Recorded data
★ ★ ★ ★ ★

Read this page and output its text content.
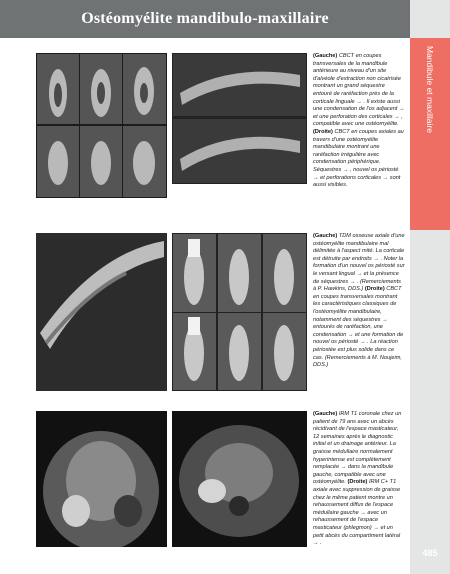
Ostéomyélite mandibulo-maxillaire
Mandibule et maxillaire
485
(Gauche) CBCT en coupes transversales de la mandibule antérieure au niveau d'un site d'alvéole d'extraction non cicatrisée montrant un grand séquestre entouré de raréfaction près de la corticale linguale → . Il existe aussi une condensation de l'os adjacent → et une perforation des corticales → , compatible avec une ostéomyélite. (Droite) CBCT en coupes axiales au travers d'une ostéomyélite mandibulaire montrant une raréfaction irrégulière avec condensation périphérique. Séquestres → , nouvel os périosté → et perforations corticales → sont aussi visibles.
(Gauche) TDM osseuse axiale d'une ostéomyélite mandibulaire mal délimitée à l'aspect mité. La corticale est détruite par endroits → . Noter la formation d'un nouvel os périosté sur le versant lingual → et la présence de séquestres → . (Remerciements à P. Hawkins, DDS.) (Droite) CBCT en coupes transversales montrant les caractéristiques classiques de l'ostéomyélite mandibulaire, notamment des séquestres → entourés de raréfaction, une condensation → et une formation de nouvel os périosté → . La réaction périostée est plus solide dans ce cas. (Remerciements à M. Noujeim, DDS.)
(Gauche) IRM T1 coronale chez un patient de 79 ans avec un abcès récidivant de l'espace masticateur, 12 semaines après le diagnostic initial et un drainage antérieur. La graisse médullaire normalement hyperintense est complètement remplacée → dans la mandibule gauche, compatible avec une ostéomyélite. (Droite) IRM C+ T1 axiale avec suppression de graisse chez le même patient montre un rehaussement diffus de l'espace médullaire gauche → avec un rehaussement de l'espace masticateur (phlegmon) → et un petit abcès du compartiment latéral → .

★ ★ ★ ★ ★

• Short exercise:
Copy every line of the listing where the word "avec" appears.

• Response to this exercise:
(Gauche) CBCT en coupes transversales de la mandibule antérieure au niveau d'un site d'alvéole d'extraction non cicatrisée montrant un grand séquestre entouré de raréfaction près de la corticale linguale → . Il existe aussi une condensation de l'os adjacent → et une perforation des corticales → , compatible avec une ostéomyélite. (Droite) CBCT en coupes axiales au travers d'une ostéomyélite mandibulaire montrant une raréfaction irrégulière avec condensation périphérique. Séquestres → , nouvel os périosté → et perforations corticales → sont aussi visibles.
(Gauche) IRM T1 coronale chez un patient de 79 ans avec un abcès récidivant de l'espace masticateur, 12 semaines après le diagnostic initial et un drainage antérieur. La graisse médullaire normalement hyperintense est complètement remplacée → dans la mandibule gauche, compatible avec une ostéomyélite. (Droite) IRM C+ T1 axiale avec suppression de graisse chez le même patient montre un rehaussement diffus de l'espace médullaire gauche → avec un rehaussement de l'espace masticateur (phlegmon) → et un petit abcès du compartiment latéral → .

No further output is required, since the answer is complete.